— Begin —

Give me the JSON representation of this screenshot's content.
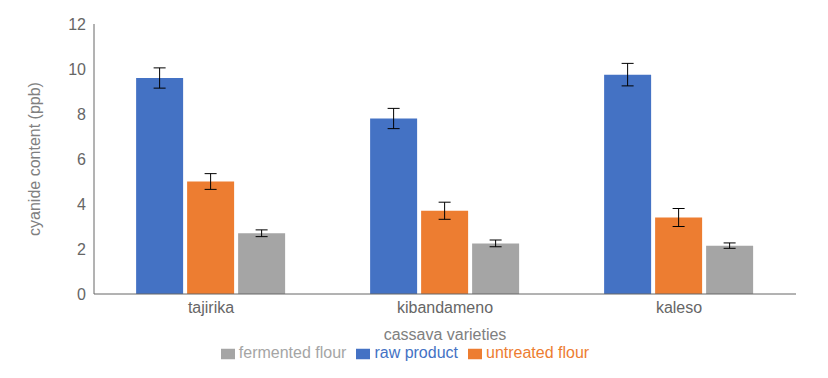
{
  "chart_data": {
    "type": "bar",
    "categories": [
      "tajirika",
      "kibandameno",
      "kaleso"
    ],
    "series": [
      {
        "name": "raw product",
        "color": "#4472C4",
        "values": [
          9.6,
          7.8,
          9.75
        ],
        "errors": [
          0.45,
          0.45,
          0.5
        ]
      },
      {
        "name": "untreated flour",
        "color": "#ED7D31",
        "values": [
          5.0,
          3.7,
          3.4
        ],
        "errors": [
          0.35,
          0.38,
          0.4
        ]
      },
      {
        "name": "fermented flour",
        "color": "#A5A5A5",
        "values": [
          2.7,
          2.25,
          2.15
        ],
        "errors": [
          0.15,
          0.15,
          0.12
        ]
      }
    ],
    "xlabel": "cassava varieties",
    "ylabel": "cyanide content (ppb)",
    "ylim": [
      0,
      12
    ],
    "yticks": [
      0,
      2,
      4,
      6,
      8,
      10,
      12
    ],
    "grid": false,
    "legend": "bottom"
  }
}
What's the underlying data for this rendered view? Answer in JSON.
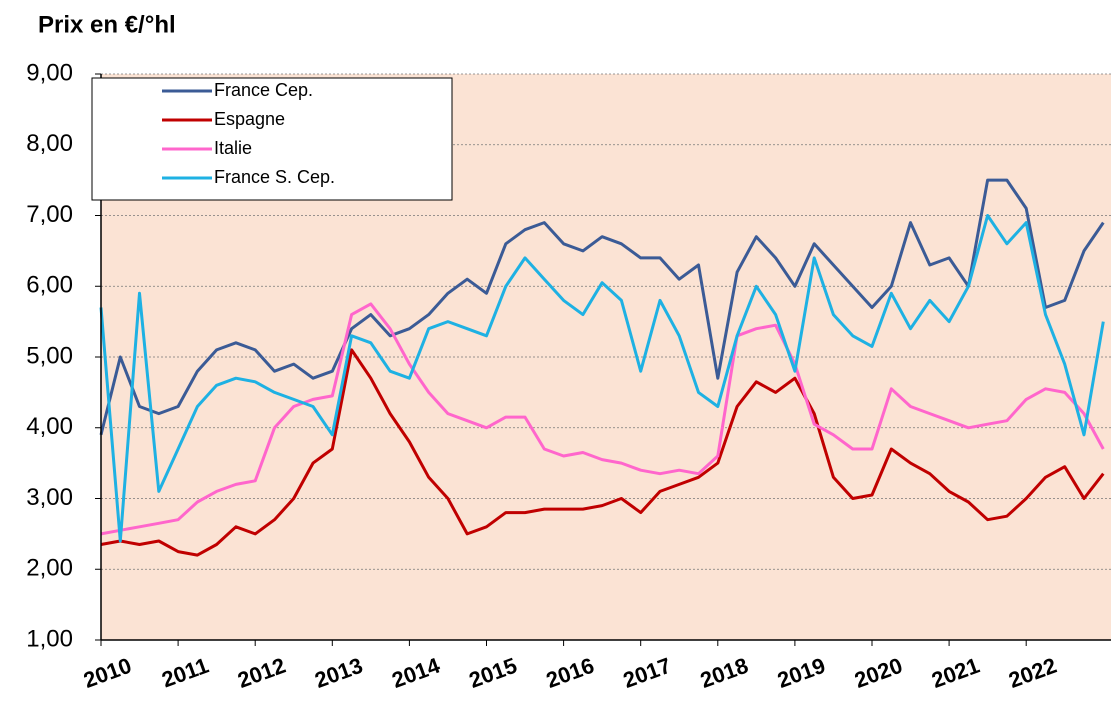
{
  "chart_data": {
    "type": "line",
    "title": "Prix en €/°hl",
    "x": [
      2010,
      2010.25,
      2010.5,
      2010.75,
      2011,
      2011.25,
      2011.5,
      2011.75,
      2012,
      2012.25,
      2012.5,
      2012.75,
      2013,
      2013.25,
      2013.5,
      2013.75,
      2014,
      2014.25,
      2014.5,
      2014.75,
      2015,
      2015.25,
      2015.5,
      2015.75,
      2016,
      2016.25,
      2016.5,
      2016.75,
      2017,
      2017.25,
      2017.5,
      2017.75,
      2018,
      2018.25,
      2018.5,
      2018.75,
      2019,
      2019.25,
      2019.5,
      2019.75,
      2020,
      2020.25,
      2020.5,
      2020.75,
      2021,
      2021.25,
      2021.5,
      2021.75,
      2022,
      2022.25,
      2022.5,
      2022.75,
      2023
    ],
    "series": [
      {
        "name": "France Cep.",
        "color": "#3b5b96",
        "values": [
          3.9,
          5.0,
          4.3,
          4.2,
          4.3,
          4.8,
          5.1,
          5.2,
          5.1,
          4.8,
          4.9,
          4.7,
          4.8,
          5.4,
          5.6,
          5.3,
          5.4,
          5.6,
          5.9,
          6.1,
          5.9,
          6.6,
          6.8,
          6.9,
          6.6,
          6.5,
          6.7,
          6.6,
          6.4,
          6.4,
          6.1,
          6.3,
          4.7,
          6.2,
          6.7,
          6.4,
          6.0,
          6.6,
          6.3,
          6.0,
          5.7,
          6.0,
          6.9,
          6.3,
          6.4,
          6.0,
          7.5,
          7.5,
          7.1,
          5.7,
          5.8,
          6.5,
          6.9
        ]
      },
      {
        "name": "Espagne",
        "color": "#c00000",
        "values": [
          2.35,
          2.4,
          2.35,
          2.4,
          2.25,
          2.2,
          2.35,
          2.6,
          2.5,
          2.7,
          3.0,
          3.5,
          3.7,
          5.1,
          4.7,
          4.2,
          3.8,
          3.3,
          3.0,
          2.5,
          2.6,
          2.8,
          2.8,
          2.85,
          2.85,
          2.85,
          2.9,
          3.0,
          2.8,
          3.1,
          3.2,
          3.3,
          3.5,
          4.3,
          4.65,
          4.5,
          4.7,
          4.2,
          3.3,
          3.0,
          3.05,
          3.7,
          3.5,
          3.35,
          3.1,
          2.95,
          2.7,
          2.75,
          3.0,
          3.3,
          3.45,
          3.0,
          3.35
        ]
      },
      {
        "name": "Italie",
        "color": "#ff66cc",
        "values": [
          2.5,
          2.55,
          2.6,
          2.65,
          2.7,
          2.95,
          3.1,
          3.2,
          3.25,
          4.0,
          4.3,
          4.4,
          4.45,
          5.6,
          5.75,
          5.4,
          4.9,
          4.5,
          4.2,
          4.1,
          4.0,
          4.15,
          4.15,
          3.7,
          3.6,
          3.65,
          3.55,
          3.5,
          3.4,
          3.35,
          3.4,
          3.35,
          3.6,
          5.3,
          5.4,
          5.45,
          4.9,
          4.05,
          3.9,
          3.7,
          3.7,
          4.55,
          4.3,
          4.2,
          4.1,
          4.0,
          4.05,
          4.1,
          4.4,
          4.55,
          4.5,
          4.2,
          3.7
        ]
      },
      {
        "name": "France S. Cep.",
        "color": "#1eb1e3",
        "values": [
          5.7,
          2.4,
          5.9,
          3.1,
          3.7,
          4.3,
          4.6,
          4.7,
          4.65,
          4.5,
          4.4,
          4.3,
          3.9,
          5.3,
          5.2,
          4.8,
          4.7,
          5.4,
          5.5,
          5.4,
          5.3,
          6.0,
          6.4,
          6.1,
          5.8,
          5.6,
          6.05,
          5.8,
          4.8,
          5.8,
          5.3,
          4.5,
          4.3,
          5.3,
          6.0,
          5.6,
          4.8,
          6.4,
          5.6,
          5.3,
          5.15,
          5.9,
          5.4,
          5.8,
          5.5,
          6.0,
          7.0,
          6.6,
          6.9,
          5.6,
          4.9,
          3.9,
          5.5
        ]
      }
    ],
    "xlim": [
      2010,
      2023.1
    ],
    "xticks": [
      2010,
      2011,
      2012,
      2013,
      2014,
      2015,
      2016,
      2017,
      2018,
      2019,
      2020,
      2021,
      2022
    ],
    "ylim": [
      1,
      9
    ],
    "yticks": [
      {
        "value": 1,
        "label": "1,00"
      },
      {
        "value": 2,
        "label": "2,00"
      },
      {
        "value": 3,
        "label": "3,00"
      },
      {
        "value": 4,
        "label": "4,00"
      },
      {
        "value": 5,
        "label": "5,00"
      },
      {
        "value": 6,
        "label": "6,00"
      },
      {
        "value": 7,
        "label": "7,00"
      },
      {
        "value": 8,
        "label": "8,00"
      },
      {
        "value": 9,
        "label": "9,00"
      }
    ],
    "grid": true,
    "legend": "top-left"
  }
}
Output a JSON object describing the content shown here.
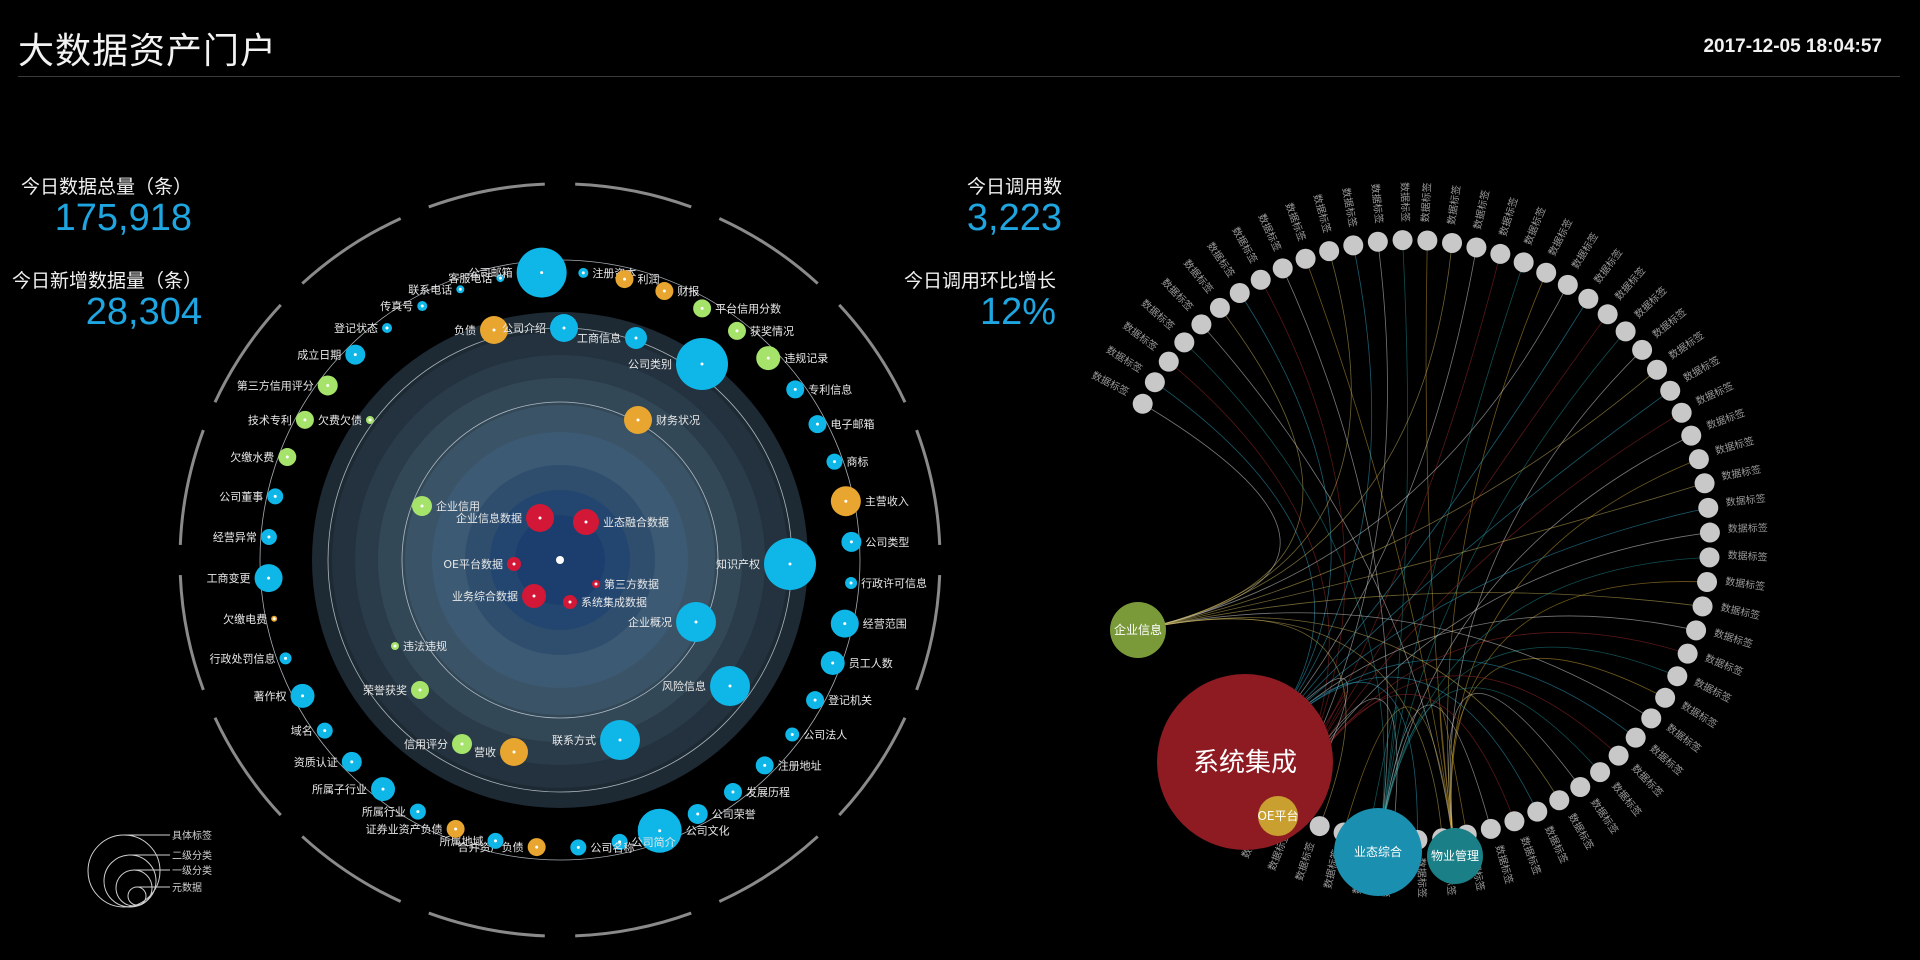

— End —

## Written instruction:
Using the material above, count the lines containing the word "name". Reply with the number alone.

## Answer below:
7